Friday, August 30, 2013

The Real Diehl


Guy Diehl is an artist in San Francisco who has an interesting take on still life painting. While he has a terrific sense of color and balance, his control over the paint is such that it doesn't really look like paint at all. His meticulous technique draws attention not to the making or to the gesture but to the beauty of the colors and the forms themselves. There is a centeredness, a stillness, a meditative quality to his works which is calming and inviting. His still-life settings are rendered in such a way that the shadows add to the suggestion that this is a particular moment that is being held so that we can enter into it and breathe within it.

There's also a kind of witty intelligence about his paintings; he often includes elements in his paintings that highlight his connections to other artists and writers. As for example in this painting, Still Life With Giorgio Morandi:


Diehl is clearly working in the tradition of artists like Morandi and William Bailey. In this painting, he explicitly acknowledges Morandi not only by the selection and arrangement of the various Morandi-esque vessels, but by including as horizonal elements in the composition two books, one of which has Morandi's name on the spine.


Likewise, in Still Life with William Harnett, he pays homage to that early American master of trompe l'oeil by including several books, one entitled American Still Life Masters and one entitled William Harnett. I like that there is a bookmark sticking out of American Still Life Masters, suggesting this is a book in active use, and I like that the books and the bottles suggest nourishment for the body and for the brain, the painting itself providing nourishment for the eye.



Still life with Orange Sphere links out to the world of architecture, and its elements - the sphere, the rectangle, the calipers, the bottles, the book are chosen and arranged in such a way as to emphasize the space between and around them in a way that is quite different from the more solid, triangular groupings in the first paintings. Architecture is the art of defining space through structure, and the composition of this painting emphasizes that:




During September Diehl has a show going up at the Dolby-Chadwick Gallery in San Francisco. All images in this post are from their web site, where there are many more.

· · ·

What you should do: Please list the titles of all the paintings named in the post about Guy Diehl. The lines that follow come from a different source than the post above.

· · ·

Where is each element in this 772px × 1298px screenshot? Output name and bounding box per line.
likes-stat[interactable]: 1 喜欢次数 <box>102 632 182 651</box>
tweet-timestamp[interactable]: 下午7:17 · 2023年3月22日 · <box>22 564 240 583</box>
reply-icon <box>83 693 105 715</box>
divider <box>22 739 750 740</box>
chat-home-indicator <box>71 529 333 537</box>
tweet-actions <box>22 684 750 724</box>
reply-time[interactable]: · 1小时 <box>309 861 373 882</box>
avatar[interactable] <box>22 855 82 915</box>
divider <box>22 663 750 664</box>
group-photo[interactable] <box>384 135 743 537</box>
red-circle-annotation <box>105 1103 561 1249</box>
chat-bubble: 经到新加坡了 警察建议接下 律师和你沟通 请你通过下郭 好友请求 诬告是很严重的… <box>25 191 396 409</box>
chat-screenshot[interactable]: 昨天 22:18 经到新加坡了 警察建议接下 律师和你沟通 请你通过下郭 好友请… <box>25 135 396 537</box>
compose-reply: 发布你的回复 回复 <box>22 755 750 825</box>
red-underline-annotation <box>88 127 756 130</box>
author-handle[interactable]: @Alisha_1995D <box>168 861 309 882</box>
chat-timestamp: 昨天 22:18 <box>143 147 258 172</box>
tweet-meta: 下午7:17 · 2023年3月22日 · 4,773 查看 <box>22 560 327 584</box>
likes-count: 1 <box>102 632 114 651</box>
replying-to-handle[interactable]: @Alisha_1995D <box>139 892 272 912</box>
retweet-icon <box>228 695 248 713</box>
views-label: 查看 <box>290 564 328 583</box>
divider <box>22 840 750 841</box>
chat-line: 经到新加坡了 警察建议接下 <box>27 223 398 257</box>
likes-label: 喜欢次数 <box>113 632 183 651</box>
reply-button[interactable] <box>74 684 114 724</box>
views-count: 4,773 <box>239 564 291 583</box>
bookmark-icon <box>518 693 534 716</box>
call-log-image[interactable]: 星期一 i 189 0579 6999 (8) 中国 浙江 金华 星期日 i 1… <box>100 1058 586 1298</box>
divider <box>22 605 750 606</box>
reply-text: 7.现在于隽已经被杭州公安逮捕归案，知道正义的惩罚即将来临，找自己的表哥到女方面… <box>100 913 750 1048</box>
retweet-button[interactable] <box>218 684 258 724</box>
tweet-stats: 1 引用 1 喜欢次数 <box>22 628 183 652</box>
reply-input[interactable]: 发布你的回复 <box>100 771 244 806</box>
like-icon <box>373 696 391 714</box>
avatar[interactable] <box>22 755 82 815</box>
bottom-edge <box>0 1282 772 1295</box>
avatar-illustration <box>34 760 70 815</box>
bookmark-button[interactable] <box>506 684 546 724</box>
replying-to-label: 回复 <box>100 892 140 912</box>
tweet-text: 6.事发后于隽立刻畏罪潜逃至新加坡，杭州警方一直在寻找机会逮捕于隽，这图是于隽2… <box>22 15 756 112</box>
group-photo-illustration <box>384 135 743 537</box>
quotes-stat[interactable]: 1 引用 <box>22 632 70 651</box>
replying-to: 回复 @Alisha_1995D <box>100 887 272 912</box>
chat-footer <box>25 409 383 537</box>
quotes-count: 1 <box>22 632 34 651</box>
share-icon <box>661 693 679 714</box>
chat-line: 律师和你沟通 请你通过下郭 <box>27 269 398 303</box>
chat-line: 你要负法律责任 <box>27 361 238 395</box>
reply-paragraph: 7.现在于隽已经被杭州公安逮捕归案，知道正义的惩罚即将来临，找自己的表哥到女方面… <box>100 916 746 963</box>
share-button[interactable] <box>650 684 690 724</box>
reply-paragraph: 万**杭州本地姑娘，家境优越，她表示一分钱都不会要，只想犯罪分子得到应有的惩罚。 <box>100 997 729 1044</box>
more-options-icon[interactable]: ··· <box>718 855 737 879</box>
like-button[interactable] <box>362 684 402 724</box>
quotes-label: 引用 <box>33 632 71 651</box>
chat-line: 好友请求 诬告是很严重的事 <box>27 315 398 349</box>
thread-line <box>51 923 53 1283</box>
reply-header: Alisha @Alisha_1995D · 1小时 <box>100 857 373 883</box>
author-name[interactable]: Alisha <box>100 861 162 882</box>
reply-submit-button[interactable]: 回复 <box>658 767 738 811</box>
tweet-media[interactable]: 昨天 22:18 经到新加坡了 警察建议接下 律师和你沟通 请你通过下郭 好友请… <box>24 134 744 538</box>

· · ·

Answer to the problem:
Still Life With Giorgio Morandi
Still Life with William Harnett
Still life with Orange Sphere